▶ **Data to process**:
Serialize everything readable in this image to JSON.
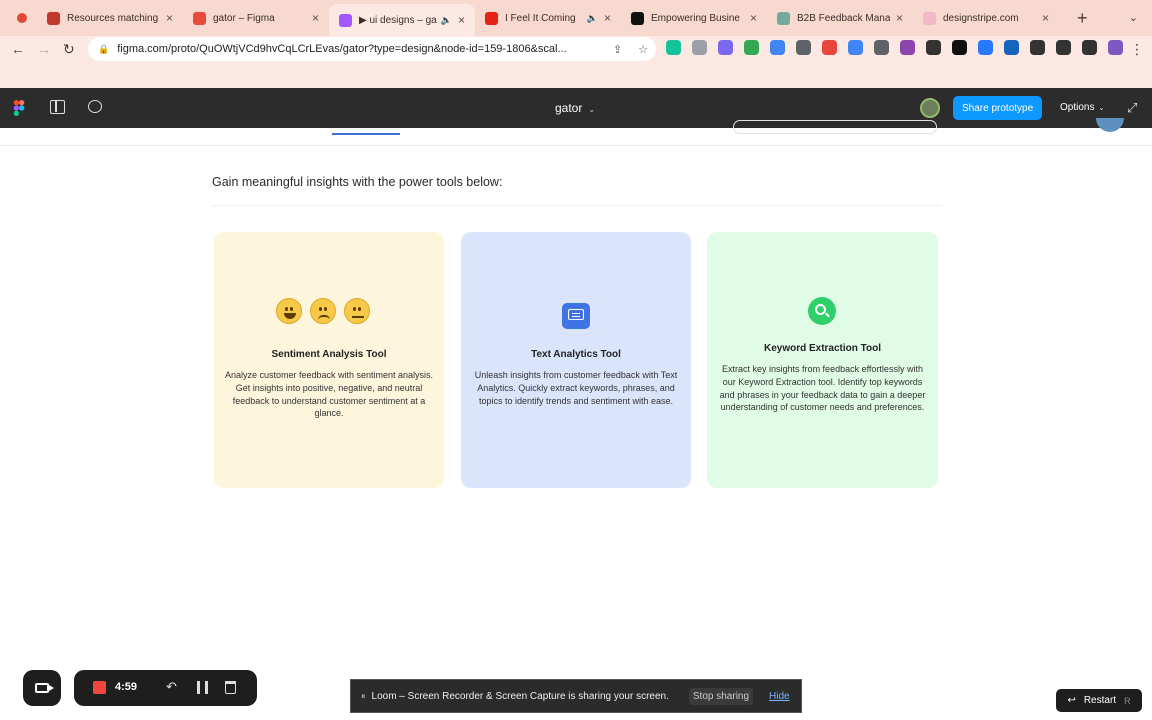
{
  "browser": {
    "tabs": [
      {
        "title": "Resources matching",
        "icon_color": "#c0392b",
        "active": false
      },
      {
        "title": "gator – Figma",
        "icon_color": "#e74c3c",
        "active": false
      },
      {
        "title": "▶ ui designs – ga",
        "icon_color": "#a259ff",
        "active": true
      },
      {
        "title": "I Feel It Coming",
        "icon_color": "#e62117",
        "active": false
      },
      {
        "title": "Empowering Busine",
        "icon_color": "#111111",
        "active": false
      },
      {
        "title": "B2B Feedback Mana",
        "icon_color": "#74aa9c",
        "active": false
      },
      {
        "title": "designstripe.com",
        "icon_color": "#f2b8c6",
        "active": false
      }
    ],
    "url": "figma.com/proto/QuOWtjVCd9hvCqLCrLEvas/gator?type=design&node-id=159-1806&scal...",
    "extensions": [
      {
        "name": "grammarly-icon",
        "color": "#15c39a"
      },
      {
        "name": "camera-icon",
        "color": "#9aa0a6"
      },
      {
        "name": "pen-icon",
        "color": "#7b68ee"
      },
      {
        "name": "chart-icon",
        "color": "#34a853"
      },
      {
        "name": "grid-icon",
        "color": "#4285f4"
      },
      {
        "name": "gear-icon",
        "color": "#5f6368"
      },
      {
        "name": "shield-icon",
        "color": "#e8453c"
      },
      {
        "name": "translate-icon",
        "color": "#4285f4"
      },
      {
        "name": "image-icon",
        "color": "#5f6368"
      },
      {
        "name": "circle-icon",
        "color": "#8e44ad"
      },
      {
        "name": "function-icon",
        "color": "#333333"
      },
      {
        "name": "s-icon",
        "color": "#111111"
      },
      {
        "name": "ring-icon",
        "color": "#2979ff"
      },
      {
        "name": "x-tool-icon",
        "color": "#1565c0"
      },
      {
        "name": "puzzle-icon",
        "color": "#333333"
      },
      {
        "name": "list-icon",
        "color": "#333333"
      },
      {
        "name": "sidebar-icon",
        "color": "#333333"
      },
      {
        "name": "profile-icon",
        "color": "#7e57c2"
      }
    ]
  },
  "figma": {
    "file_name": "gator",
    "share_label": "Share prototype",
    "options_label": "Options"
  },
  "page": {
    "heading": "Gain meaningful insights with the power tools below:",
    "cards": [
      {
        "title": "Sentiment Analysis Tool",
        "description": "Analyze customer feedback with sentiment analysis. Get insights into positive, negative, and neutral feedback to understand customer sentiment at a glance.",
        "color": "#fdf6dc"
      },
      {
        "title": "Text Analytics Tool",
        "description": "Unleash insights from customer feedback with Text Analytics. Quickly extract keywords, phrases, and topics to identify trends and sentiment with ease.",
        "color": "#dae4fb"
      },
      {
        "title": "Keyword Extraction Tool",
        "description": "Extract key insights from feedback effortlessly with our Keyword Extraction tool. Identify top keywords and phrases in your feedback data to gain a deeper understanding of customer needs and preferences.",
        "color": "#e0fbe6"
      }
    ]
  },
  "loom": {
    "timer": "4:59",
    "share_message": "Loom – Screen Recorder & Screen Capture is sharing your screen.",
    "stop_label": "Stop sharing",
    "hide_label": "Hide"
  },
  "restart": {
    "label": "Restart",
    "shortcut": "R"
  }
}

▶ **Objective**: Return the listing above in full and without alteration, excluding its pictures.

▶ **Problem solution**:
Serialize everything readable in this image to JSON.
{
  "browser": {
    "tabs": [
      {
        "title": "Resources matching",
        "icon_color": "#c0392b",
        "active": false
      },
      {
        "title": "gator – Figma",
        "icon_color": "#e74c3c",
        "active": false
      },
      {
        "title": "▶ ui designs – ga",
        "icon_color": "#a259ff",
        "active": true
      },
      {
        "title": "I Feel It Coming",
        "icon_color": "#e62117",
        "active": false
      },
      {
        "title": "Empowering Busine",
        "icon_color": "#111111",
        "active": false
      },
      {
        "title": "B2B Feedback Mana",
        "icon_color": "#74aa9c",
        "active": false
      },
      {
        "title": "designstripe.com",
        "icon_color": "#f2b8c6",
        "active": false
      }
    ],
    "url": "figma.com/proto/QuOWtjVCd9hvCqLCrLEvas/gator?type=design&node-id=159-1806&scal...",
    "extensions": [
      {
        "name": "grammarly-icon",
        "color": "#15c39a"
      },
      {
        "name": "camera-icon",
        "color": "#9aa0a6"
      },
      {
        "name": "pen-icon",
        "color": "#7b68ee"
      },
      {
        "name": "chart-icon",
        "color": "#34a853"
      },
      {
        "name": "grid-icon",
        "color": "#4285f4"
      },
      {
        "name": "gear-icon",
        "color": "#5f6368"
      },
      {
        "name": "shield-icon",
        "color": "#e8453c"
      },
      {
        "name": "translate-icon",
        "color": "#4285f4"
      },
      {
        "name": "image-icon",
        "color": "#5f6368"
      },
      {
        "name": "circle-icon",
        "color": "#8e44ad"
      },
      {
        "name": "function-icon",
        "color": "#333333"
      },
      {
        "name": "s-icon",
        "color": "#111111"
      },
      {
        "name": "ring-icon",
        "color": "#2979ff"
      },
      {
        "name": "x-tool-icon",
        "color": "#1565c0"
      },
      {
        "name": "puzzle-icon",
        "color": "#333333"
      },
      {
        "name": "list-icon",
        "color": "#333333"
      },
      {
        "name": "sidebar-icon",
        "color": "#333333"
      },
      {
        "name": "profile-icon",
        "color": "#7e57c2"
      }
    ]
  },
  "figma": {
    "file_name": "gator",
    "share_label": "Share prototype",
    "options_label": "Options"
  },
  "page": {
    "heading": "Gain meaningful insights with the power tools below:",
    "cards": [
      {
        "title": "Sentiment Analysis Tool",
        "description": "Analyze customer feedback with sentiment analysis. Get insights into positive, negative, and neutral feedback to understand customer sentiment at a glance.",
        "color": "#fdf6dc"
      },
      {
        "title": "Text Analytics Tool",
        "description": "Unleash insights from customer feedback with Text Analytics. Quickly extract keywords, phrases, and topics to identify trends and sentiment with ease.",
        "color": "#dae4fb"
      },
      {
        "title": "Keyword Extraction Tool",
        "description": "Extract key insights from feedback effortlessly with our Keyword Extraction tool. Identify top keywords and phrases in your feedback data to gain a deeper understanding of customer needs and preferences.",
        "color": "#e0fbe6"
      }
    ]
  },
  "loom": {
    "timer": "4:59",
    "share_message": "Loom – Screen Recorder & Screen Capture is sharing your screen.",
    "stop_label": "Stop sharing",
    "hide_label": "Hide"
  },
  "restart": {
    "label": "Restart",
    "shortcut": "R"
  }
}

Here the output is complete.